▶ Exercise brief
Below is a block of records: output all of them exactly and leave out the pictures.

======== Records

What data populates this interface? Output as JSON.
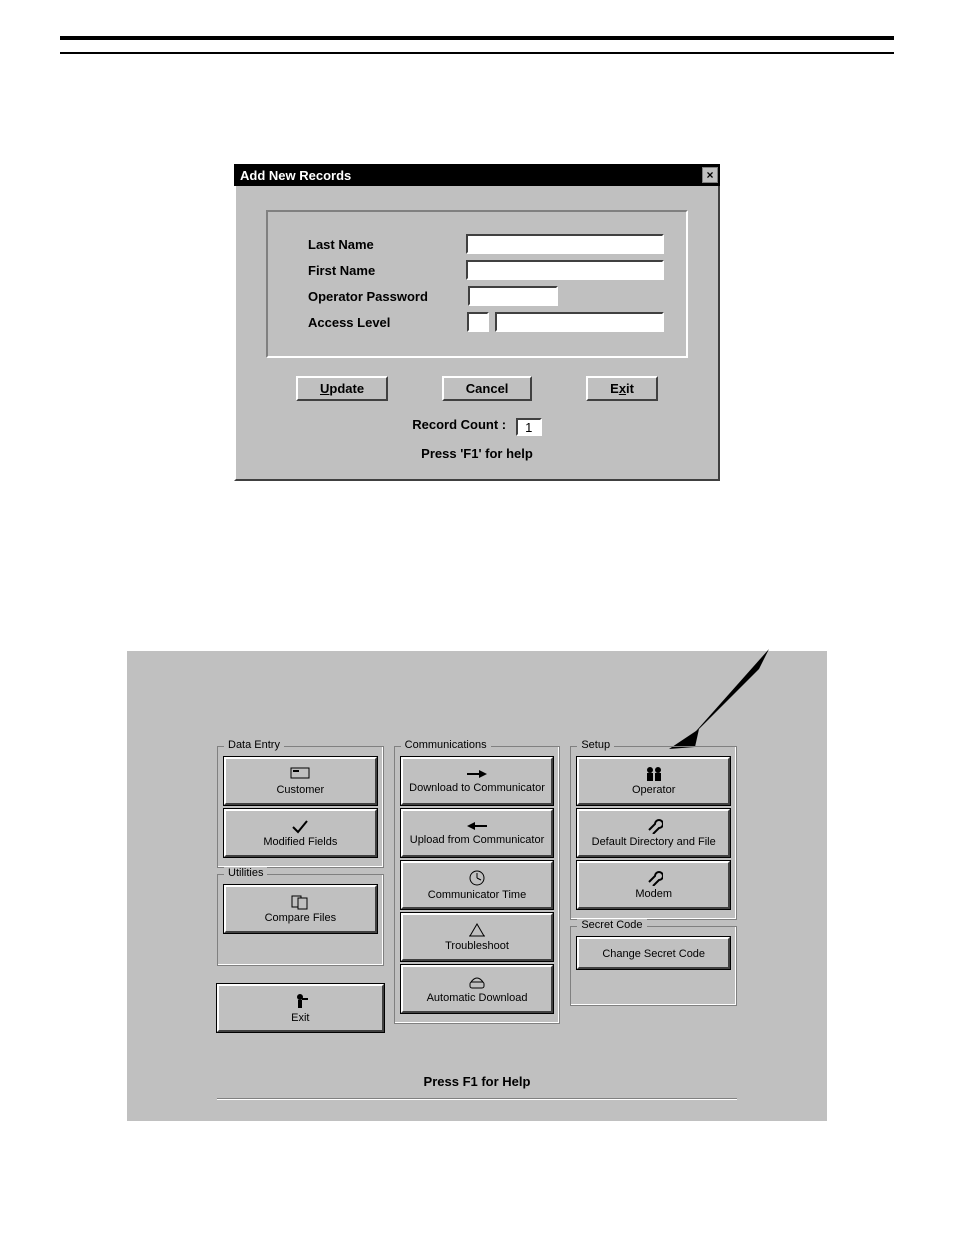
{
  "dialog": {
    "title": "Add New Records",
    "labels": {
      "last_name": "Last Name",
      "first_name": "First Name",
      "operator_password": "Operator Password",
      "access_level": "Access Level"
    },
    "buttons": {
      "update_pre": "U",
      "update_post": "pdate",
      "cancel": "Cancel",
      "exit_pre": "E",
      "exit_mid": "x",
      "exit_post": "it"
    },
    "record_count_label": "Record Count :",
    "record_count_value": "1",
    "help_hint": "Press 'F1' for help"
  },
  "main": {
    "groups": {
      "data_entry": "Data Entry",
      "utilities": "Utilities",
      "communications": "Communications",
      "setup": "Setup",
      "secret_code": "Secret Code"
    },
    "buttons": {
      "customer": "Customer",
      "modified_fields": "Modified Fields",
      "compare_files": "Compare Files",
      "exit": "Exit",
      "download": "Download to Communicator",
      "upload": "Upload from Communicator",
      "comm_time": "Communicator Time",
      "troubleshoot": "Troubleshoot",
      "auto_download": "Automatic Download",
      "operator": "Operator",
      "default_dir": "Default Directory and File",
      "modem": "Modem",
      "change_secret": "Change Secret Code"
    },
    "help_hint": "Press F1 for Help"
  }
}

================

▶ Exercise result
What data populates this interface? Output as JSON.
{
  "dialog": {
    "title": "Add New Records",
    "labels": {
      "last_name": "Last Name",
      "first_name": "First Name",
      "operator_password": "Operator Password",
      "access_level": "Access Level"
    },
    "buttons": {
      "update_pre": "U",
      "update_post": "pdate",
      "cancel": "Cancel",
      "exit_pre": "E",
      "exit_mid": "x",
      "exit_post": "it"
    },
    "record_count_label": "Record Count :",
    "record_count_value": "1",
    "help_hint": "Press 'F1' for help"
  },
  "main": {
    "groups": {
      "data_entry": "Data Entry",
      "utilities": "Utilities",
      "communications": "Communications",
      "setup": "Setup",
      "secret_code": "Secret Code"
    },
    "buttons": {
      "customer": "Customer",
      "modified_fields": "Modified Fields",
      "compare_files": "Compare Files",
      "exit": "Exit",
      "download": "Download to Communicator",
      "upload": "Upload from Communicator",
      "comm_time": "Communicator Time",
      "troubleshoot": "Troubleshoot",
      "auto_download": "Automatic Download",
      "operator": "Operator",
      "default_dir": "Default Directory and File",
      "modem": "Modem",
      "change_secret": "Change Secret Code"
    },
    "help_hint": "Press F1 for Help"
  }
}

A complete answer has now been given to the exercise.